- [Items from a data source]:

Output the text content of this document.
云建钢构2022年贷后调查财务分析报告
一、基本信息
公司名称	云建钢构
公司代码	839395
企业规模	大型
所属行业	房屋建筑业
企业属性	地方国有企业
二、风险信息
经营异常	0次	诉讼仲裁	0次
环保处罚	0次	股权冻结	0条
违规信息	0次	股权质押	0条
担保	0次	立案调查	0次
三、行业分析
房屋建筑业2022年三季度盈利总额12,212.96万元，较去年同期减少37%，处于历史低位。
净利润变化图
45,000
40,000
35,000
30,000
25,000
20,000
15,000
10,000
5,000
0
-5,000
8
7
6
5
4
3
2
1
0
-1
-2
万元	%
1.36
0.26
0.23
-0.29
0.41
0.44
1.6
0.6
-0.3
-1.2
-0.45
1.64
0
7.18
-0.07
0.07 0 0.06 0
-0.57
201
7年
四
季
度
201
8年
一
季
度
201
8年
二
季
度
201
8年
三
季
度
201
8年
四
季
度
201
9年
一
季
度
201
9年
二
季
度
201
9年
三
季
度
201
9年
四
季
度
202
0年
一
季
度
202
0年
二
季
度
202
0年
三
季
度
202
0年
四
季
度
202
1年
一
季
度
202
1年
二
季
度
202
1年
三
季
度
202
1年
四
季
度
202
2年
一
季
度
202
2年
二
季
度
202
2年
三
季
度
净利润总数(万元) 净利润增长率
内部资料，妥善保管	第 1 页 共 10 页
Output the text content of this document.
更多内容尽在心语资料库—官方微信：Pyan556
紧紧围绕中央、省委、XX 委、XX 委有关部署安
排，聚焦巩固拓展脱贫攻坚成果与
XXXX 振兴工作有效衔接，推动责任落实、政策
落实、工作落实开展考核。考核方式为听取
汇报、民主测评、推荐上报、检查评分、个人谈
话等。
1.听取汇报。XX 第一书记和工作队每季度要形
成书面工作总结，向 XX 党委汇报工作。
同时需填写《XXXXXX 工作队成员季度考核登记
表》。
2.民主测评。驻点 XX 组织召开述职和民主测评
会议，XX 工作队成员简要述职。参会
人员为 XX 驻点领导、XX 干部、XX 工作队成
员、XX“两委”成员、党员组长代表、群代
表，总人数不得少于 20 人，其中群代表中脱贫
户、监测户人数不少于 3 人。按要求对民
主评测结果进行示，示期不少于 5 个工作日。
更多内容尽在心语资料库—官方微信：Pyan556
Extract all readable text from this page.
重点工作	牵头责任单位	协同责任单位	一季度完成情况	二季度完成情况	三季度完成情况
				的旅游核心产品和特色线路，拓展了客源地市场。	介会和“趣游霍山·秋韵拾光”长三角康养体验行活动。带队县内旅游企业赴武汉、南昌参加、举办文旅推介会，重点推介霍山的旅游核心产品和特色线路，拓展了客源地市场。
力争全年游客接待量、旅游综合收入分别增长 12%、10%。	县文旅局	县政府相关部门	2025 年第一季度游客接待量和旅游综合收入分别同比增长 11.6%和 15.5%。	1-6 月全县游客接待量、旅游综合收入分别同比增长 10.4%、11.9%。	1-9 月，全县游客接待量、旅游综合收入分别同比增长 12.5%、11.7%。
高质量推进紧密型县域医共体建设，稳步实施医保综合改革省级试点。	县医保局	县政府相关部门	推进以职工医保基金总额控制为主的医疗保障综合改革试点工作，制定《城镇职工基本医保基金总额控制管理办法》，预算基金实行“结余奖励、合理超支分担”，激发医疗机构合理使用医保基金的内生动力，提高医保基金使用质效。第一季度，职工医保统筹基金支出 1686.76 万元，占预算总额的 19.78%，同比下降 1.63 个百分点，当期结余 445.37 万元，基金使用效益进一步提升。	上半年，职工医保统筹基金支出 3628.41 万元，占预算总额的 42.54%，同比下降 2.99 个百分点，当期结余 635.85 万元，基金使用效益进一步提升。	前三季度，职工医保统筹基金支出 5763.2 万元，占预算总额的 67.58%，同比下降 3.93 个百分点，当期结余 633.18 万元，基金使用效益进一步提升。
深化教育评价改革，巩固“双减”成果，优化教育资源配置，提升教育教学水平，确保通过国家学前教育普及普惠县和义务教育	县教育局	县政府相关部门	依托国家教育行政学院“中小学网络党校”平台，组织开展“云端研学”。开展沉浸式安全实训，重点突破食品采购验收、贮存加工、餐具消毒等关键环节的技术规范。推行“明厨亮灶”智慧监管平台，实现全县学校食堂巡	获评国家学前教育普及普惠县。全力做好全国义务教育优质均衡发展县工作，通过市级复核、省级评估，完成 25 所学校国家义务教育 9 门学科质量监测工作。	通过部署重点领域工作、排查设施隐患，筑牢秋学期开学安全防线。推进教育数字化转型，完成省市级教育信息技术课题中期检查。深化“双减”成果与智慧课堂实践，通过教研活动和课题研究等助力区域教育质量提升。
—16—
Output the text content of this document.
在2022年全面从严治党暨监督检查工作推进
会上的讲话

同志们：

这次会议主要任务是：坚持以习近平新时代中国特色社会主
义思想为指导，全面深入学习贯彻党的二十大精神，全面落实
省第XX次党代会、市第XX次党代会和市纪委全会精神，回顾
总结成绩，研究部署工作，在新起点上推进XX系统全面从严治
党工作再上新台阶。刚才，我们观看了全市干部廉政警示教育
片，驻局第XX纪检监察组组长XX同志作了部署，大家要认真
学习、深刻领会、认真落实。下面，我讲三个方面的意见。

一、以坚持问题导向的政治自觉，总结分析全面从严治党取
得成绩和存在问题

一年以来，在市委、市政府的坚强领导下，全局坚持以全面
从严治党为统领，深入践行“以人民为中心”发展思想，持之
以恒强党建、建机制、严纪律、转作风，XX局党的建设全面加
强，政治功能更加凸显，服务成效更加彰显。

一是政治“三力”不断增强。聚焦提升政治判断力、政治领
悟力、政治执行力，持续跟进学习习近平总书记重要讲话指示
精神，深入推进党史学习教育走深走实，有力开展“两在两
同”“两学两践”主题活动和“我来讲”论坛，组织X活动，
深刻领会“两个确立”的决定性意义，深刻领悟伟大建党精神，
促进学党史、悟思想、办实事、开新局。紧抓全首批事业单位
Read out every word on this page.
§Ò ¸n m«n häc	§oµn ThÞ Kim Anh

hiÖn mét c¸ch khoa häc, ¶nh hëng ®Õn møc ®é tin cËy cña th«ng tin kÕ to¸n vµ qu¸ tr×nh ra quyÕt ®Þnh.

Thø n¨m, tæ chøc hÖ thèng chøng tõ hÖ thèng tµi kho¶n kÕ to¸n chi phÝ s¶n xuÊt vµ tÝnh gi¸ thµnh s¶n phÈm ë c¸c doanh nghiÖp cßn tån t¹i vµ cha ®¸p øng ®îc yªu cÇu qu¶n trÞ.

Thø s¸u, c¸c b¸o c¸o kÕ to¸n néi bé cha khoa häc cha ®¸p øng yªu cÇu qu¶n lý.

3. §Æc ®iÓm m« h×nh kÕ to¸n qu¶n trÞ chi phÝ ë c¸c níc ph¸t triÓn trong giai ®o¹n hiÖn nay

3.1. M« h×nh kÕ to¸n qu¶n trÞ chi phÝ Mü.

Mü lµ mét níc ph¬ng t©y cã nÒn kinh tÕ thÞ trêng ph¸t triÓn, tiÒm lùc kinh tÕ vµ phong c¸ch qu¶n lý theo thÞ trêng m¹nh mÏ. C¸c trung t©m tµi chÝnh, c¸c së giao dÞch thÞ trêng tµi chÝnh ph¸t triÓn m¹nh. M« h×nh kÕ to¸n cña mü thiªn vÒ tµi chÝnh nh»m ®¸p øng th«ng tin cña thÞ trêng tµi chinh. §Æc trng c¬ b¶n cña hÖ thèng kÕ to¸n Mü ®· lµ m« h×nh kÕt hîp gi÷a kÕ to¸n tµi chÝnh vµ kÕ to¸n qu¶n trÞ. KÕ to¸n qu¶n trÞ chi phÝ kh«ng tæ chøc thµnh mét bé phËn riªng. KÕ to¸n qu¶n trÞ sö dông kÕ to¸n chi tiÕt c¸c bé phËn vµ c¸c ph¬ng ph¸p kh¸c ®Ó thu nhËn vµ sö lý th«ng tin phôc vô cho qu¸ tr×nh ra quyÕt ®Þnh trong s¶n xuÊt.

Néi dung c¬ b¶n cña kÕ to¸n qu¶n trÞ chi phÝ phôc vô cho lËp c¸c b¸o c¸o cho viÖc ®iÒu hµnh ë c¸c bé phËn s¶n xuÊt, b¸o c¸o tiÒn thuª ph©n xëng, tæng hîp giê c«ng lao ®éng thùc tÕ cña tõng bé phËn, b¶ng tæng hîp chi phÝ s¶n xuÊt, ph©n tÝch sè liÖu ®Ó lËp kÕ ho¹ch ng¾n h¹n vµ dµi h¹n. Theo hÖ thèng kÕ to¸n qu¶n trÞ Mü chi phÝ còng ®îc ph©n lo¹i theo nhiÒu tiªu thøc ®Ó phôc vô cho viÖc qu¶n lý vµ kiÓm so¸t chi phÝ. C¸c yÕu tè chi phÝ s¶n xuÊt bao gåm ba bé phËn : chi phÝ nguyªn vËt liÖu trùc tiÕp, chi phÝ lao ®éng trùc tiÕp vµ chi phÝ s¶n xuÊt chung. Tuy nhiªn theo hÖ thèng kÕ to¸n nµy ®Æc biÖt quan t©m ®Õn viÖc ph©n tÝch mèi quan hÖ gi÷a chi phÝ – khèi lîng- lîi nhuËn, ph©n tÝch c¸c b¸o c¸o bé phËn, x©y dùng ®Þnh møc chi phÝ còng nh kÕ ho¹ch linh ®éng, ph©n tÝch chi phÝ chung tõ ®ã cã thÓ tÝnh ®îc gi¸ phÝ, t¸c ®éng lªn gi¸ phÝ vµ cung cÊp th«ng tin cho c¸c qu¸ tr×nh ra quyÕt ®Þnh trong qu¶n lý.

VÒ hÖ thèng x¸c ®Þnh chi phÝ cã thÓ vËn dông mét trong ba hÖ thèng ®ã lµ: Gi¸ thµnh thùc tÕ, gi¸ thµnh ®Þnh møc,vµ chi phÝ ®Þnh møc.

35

- [Given exercise]:
Select every line of the records holding the string "深刻领会".

- [Final answer]:
学习、深刻领会、认真落实。下面，我讲三个方面的意见。
深刻领会“两个确立”的决定性意义，深刻领悟伟大建党精神，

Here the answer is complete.